**Instructions to follow:** Every entry below should be printed exactly, without its images.

Figure contents as structured data
# # # # #
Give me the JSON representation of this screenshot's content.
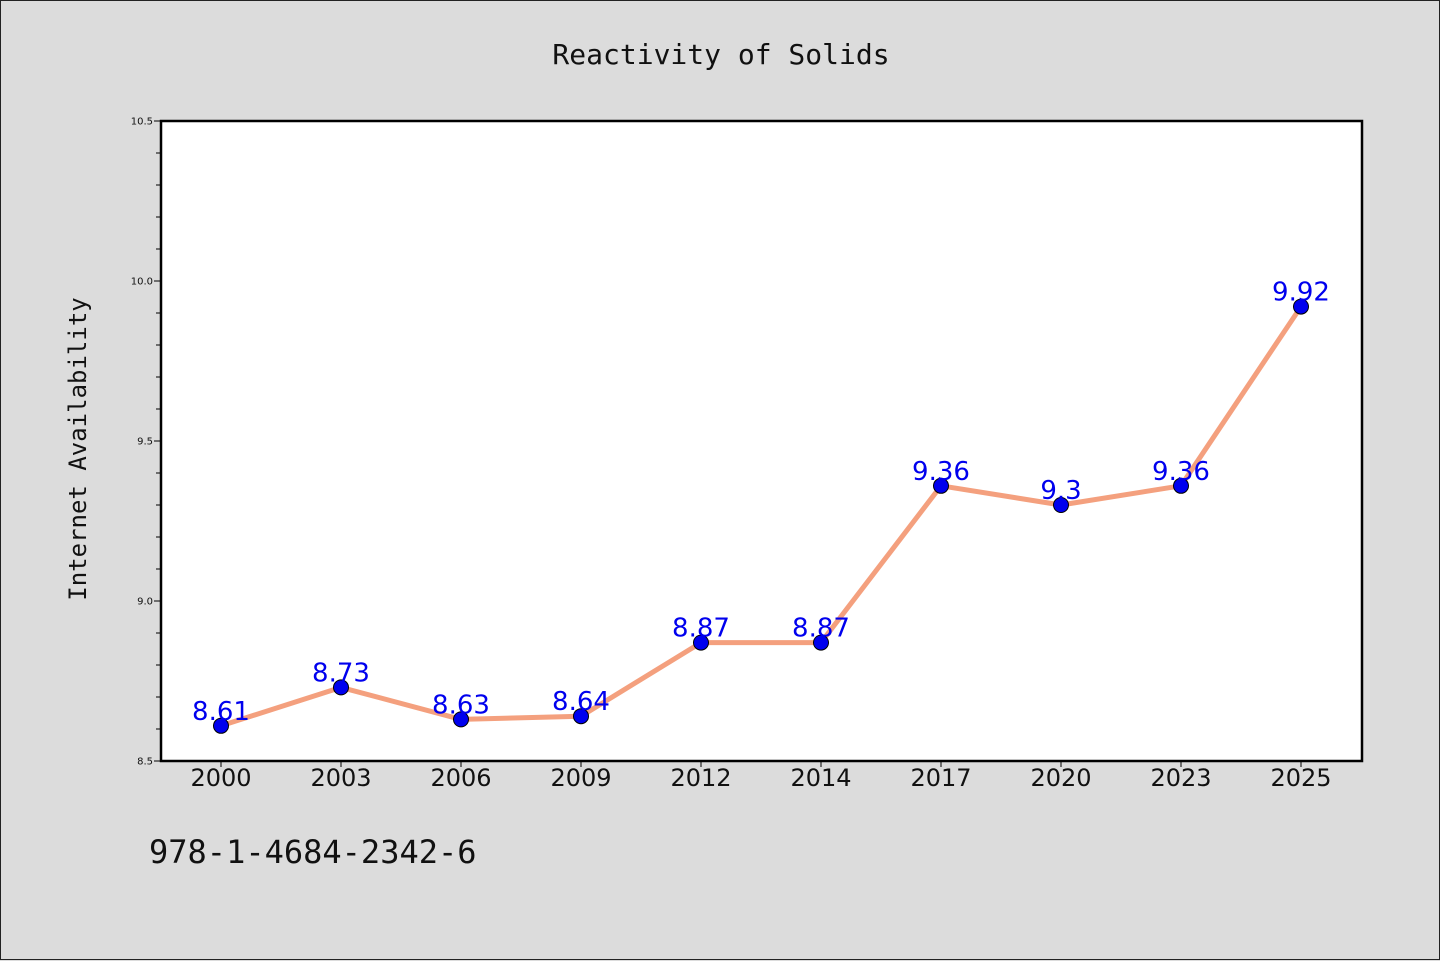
{
  "figure": {
    "footer_text": "978-1-4684-2342-6"
  },
  "chart_data": {
    "type": "line",
    "title": "Reactivity of Solids",
    "xlabel": "",
    "ylabel": "Internet Availability",
    "categories": [
      "2000",
      "2003",
      "2006",
      "2009",
      "2012",
      "2014",
      "2017",
      "2020",
      "2023",
      "2025"
    ],
    "series": [
      {
        "values": [
          8.61,
          8.73,
          8.63,
          8.64,
          8.87,
          8.87,
          9.36,
          9.3,
          9.36,
          9.92
        ],
        "data_labels": [
          "8.61",
          "8.73",
          "8.63",
          "8.64",
          "8.87",
          "8.87",
          "9.36",
          "9.3",
          "9.36",
          "9.92"
        ],
        "line_color": "#f4a07e",
        "marker_color": "#0000ee",
        "label_color": "#0000ee"
      }
    ],
    "ylim": [
      8.5,
      10.5
    ],
    "yticks": [
      8.5,
      9.0,
      9.5,
      10.0,
      10.5
    ],
    "ytick_labels": [
      "8.5",
      "9.0",
      "9.5",
      "10.0",
      "10.5"
    ],
    "grid": false,
    "legend": "none"
  }
}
# # # # #
**Result of this task:**
Give me the JSON representation of this screenshot's content.
{
  "figure": {
    "footer_text": "978-1-4684-2342-6"
  },
  "chart_data": {
    "type": "line",
    "title": "Reactivity of Solids",
    "xlabel": "",
    "ylabel": "Internet Availability",
    "categories": [
      "2000",
      "2003",
      "2006",
      "2009",
      "2012",
      "2014",
      "2017",
      "2020",
      "2023",
      "2025"
    ],
    "series": [
      {
        "values": [
          8.61,
          8.73,
          8.63,
          8.64,
          8.87,
          8.87,
          9.36,
          9.3,
          9.36,
          9.92
        ],
        "data_labels": [
          "8.61",
          "8.73",
          "8.63",
          "8.64",
          "8.87",
          "8.87",
          "9.36",
          "9.3",
          "9.36",
          "9.92"
        ],
        "line_color": "#f4a07e",
        "marker_color": "#0000ee",
        "label_color": "#0000ee"
      }
    ],
    "ylim": [
      8.5,
      10.5
    ],
    "yticks": [
      8.5,
      9.0,
      9.5,
      10.0,
      10.5
    ],
    "ytick_labels": [
      "8.5",
      "9.0",
      "9.5",
      "10.0",
      "10.5"
    ],
    "grid": false,
    "legend": "none"
  }
}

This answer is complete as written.